◆ SET TASK
Copy every record below exactly as written, but leave out the pictures.

◆ INFORMATION SHOWN
::::::::::
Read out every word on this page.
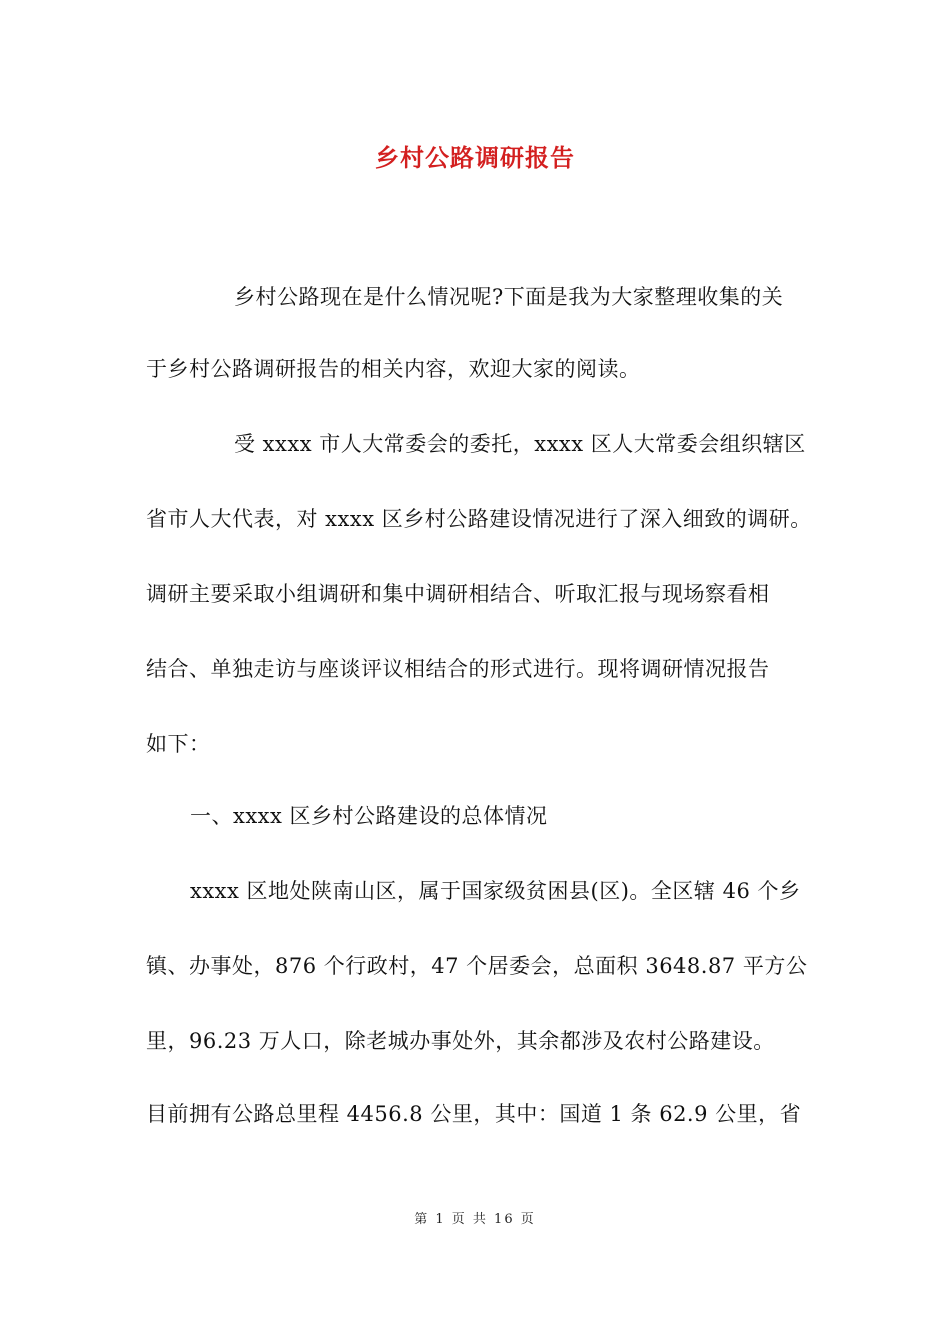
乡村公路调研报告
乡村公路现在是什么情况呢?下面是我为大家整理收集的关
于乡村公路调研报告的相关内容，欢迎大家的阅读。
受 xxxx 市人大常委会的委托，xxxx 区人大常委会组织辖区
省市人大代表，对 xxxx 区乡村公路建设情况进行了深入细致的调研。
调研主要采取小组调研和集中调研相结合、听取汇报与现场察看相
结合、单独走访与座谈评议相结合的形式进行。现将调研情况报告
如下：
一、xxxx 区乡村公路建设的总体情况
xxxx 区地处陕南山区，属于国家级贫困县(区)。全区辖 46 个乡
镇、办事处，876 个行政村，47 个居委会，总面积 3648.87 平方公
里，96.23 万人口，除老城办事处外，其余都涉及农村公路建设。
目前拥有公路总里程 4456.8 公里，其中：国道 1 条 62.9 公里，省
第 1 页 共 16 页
::::::::::
◆ OUTPUT OF THE TASK
Read out every word on this page.
乡村公路调研报告
乡村公路现在是什么情况呢?下面是我为大家整理收集的关
于乡村公路调研报告的相关内容，欢迎大家的阅读。
受 xxxx 市人大常委会的委托，xxxx 区人大常委会组织辖区
省市人大代表，对 xxxx 区乡村公路建设情况进行了深入细致的调研。
调研主要采取小组调研和集中调研相结合、听取汇报与现场察看相
结合、单独走访与座谈评议相结合的形式进行。现将调研情况报告
如下：
一、xxxx 区乡村公路建设的总体情况
xxxx 区地处陕南山区，属于国家级贫困县(区)。全区辖 46 个乡
镇、办事处，876 个行政村，47 个居委会，总面积 3648.87 平方公
里，96.23 万人口，除老城办事处外，其余都涉及农村公路建设。
目前拥有公路总里程 4456.8 公里，其中：国道 1 条 62.9 公里，省
第 1 页 共 16 页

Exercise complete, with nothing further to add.